Written task: Copy out all lines that hold "Deal".

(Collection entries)
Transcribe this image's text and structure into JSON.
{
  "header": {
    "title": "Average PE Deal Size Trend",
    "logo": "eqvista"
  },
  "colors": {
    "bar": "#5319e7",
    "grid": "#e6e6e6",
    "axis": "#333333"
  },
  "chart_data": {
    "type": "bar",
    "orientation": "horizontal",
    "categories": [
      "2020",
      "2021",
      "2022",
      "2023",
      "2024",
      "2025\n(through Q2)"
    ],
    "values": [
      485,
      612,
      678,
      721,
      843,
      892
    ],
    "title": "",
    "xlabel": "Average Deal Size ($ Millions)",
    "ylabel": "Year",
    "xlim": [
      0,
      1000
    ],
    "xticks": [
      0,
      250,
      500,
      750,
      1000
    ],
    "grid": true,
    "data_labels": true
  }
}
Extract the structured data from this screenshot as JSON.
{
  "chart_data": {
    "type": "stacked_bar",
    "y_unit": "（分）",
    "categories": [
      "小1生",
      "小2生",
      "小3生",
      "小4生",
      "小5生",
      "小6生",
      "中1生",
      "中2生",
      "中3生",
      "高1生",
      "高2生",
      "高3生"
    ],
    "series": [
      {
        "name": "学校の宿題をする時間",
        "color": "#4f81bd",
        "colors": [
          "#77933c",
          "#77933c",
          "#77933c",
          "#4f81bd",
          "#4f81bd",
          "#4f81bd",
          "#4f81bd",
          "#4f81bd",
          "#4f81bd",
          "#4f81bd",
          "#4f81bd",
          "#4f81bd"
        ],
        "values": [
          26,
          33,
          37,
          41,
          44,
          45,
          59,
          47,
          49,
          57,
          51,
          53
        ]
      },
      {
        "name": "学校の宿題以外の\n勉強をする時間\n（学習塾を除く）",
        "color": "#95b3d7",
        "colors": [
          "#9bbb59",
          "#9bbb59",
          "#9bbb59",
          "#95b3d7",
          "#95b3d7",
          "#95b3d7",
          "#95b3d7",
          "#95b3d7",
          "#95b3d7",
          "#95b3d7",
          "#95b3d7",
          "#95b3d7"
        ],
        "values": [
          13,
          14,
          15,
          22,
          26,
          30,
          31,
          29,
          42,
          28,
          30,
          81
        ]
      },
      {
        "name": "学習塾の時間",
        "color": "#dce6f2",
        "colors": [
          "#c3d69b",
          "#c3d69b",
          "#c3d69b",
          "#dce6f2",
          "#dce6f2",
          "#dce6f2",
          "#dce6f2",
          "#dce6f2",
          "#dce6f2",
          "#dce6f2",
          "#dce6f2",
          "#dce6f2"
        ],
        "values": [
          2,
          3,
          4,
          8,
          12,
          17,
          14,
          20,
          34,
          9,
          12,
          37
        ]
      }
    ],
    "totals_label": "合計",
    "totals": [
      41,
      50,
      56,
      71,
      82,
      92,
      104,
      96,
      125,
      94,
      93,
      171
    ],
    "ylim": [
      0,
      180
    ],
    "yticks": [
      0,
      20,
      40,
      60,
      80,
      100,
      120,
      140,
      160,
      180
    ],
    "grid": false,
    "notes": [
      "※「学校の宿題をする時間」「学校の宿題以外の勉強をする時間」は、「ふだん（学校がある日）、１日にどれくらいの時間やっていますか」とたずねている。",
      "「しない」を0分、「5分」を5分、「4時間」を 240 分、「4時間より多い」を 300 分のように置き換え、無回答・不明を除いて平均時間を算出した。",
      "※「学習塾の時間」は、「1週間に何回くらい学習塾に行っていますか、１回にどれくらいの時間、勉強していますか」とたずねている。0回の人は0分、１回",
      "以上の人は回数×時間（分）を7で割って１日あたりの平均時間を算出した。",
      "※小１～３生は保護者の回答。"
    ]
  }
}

Exercise response:
    "title": "Average PE Deal Size Trend",
    "xlabel": "Average Deal Size ($ Millions)",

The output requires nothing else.